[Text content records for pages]
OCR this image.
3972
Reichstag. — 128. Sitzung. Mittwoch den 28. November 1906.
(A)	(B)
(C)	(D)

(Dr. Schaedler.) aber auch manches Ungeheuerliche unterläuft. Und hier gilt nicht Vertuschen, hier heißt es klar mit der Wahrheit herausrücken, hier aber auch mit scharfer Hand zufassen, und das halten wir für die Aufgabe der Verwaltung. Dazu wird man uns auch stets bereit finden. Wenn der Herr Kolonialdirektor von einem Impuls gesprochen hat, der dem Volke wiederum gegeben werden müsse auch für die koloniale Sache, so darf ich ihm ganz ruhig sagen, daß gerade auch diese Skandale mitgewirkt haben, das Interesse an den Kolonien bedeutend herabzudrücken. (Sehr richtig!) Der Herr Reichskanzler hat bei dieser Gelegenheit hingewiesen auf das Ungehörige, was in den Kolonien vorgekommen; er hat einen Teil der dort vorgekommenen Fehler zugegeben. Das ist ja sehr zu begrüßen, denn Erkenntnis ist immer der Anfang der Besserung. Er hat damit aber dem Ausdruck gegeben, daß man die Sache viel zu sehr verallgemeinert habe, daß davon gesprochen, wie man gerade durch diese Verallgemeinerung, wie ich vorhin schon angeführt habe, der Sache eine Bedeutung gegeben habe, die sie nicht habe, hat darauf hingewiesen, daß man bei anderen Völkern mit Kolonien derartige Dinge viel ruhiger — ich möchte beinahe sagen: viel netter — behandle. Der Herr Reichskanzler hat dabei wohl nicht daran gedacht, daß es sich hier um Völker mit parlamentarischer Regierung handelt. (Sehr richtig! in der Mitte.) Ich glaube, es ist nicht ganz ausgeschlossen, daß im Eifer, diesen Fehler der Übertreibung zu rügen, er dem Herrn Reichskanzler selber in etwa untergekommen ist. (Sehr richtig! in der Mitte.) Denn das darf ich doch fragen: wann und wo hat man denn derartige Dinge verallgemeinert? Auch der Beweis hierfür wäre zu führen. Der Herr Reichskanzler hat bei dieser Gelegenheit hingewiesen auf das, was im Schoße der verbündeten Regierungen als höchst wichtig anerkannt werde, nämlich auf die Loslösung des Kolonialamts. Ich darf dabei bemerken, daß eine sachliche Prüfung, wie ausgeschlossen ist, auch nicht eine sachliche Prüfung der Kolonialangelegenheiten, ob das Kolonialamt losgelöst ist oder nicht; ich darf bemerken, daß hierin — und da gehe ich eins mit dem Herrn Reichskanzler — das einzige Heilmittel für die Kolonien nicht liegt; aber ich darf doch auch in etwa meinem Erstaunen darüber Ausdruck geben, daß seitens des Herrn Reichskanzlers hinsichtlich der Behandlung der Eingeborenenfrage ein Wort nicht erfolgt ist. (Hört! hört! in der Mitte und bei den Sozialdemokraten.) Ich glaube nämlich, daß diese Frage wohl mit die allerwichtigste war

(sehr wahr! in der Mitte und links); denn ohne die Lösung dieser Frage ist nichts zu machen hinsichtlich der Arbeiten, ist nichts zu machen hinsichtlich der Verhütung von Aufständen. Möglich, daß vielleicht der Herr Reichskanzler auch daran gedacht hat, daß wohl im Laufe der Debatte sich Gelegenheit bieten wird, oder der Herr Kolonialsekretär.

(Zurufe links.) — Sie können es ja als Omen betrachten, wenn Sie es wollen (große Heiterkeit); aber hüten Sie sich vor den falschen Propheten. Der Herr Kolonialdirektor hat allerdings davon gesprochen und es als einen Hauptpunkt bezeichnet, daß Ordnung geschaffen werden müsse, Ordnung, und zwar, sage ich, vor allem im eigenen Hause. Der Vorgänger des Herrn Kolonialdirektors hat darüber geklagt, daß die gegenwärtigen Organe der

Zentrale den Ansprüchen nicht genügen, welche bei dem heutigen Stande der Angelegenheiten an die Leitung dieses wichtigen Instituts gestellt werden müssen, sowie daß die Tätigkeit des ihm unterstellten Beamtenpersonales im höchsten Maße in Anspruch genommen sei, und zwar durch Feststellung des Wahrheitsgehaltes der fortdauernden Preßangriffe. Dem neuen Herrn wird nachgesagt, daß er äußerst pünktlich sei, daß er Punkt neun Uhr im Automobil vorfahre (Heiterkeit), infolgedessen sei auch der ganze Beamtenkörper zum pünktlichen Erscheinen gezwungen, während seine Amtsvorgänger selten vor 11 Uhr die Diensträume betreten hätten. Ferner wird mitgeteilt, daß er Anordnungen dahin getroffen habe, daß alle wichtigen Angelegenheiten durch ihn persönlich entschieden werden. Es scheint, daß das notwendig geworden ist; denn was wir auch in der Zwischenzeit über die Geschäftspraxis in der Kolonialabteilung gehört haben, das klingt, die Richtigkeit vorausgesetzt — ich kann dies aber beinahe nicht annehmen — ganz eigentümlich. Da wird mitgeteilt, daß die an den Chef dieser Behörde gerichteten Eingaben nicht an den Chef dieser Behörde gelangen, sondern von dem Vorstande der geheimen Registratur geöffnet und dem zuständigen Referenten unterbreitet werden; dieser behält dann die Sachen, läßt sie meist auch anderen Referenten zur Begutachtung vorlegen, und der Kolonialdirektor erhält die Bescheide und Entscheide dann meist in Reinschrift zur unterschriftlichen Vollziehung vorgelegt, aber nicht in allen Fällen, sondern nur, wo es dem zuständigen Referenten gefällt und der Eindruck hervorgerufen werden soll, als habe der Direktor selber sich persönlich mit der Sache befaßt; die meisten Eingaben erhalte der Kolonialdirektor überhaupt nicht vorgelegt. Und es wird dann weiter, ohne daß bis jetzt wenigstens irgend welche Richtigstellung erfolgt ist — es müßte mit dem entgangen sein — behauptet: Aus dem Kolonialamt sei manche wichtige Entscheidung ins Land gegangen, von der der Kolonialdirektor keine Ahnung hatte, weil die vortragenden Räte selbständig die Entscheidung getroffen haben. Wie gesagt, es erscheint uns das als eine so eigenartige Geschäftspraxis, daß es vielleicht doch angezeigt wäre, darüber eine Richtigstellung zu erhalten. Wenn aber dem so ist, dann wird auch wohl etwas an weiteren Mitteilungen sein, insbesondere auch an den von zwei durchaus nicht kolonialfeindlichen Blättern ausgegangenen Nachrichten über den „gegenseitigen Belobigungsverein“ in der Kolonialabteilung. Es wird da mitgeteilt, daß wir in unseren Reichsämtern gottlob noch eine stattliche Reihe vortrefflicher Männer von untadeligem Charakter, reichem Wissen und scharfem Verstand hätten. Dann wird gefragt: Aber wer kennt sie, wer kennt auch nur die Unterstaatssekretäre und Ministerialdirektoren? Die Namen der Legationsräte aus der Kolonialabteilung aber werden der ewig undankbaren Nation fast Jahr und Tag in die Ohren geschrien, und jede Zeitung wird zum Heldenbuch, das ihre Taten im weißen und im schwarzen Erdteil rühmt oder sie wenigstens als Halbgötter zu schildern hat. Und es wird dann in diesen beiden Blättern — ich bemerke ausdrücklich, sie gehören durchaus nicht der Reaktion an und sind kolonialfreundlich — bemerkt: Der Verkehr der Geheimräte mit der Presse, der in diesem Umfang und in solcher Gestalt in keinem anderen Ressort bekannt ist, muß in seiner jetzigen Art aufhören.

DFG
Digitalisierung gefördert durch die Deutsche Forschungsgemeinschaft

• [YOUR ASSIGNMENT]
Your answer should be one number: how many lines above include the word "links".

• [ANSWER SECTION]
2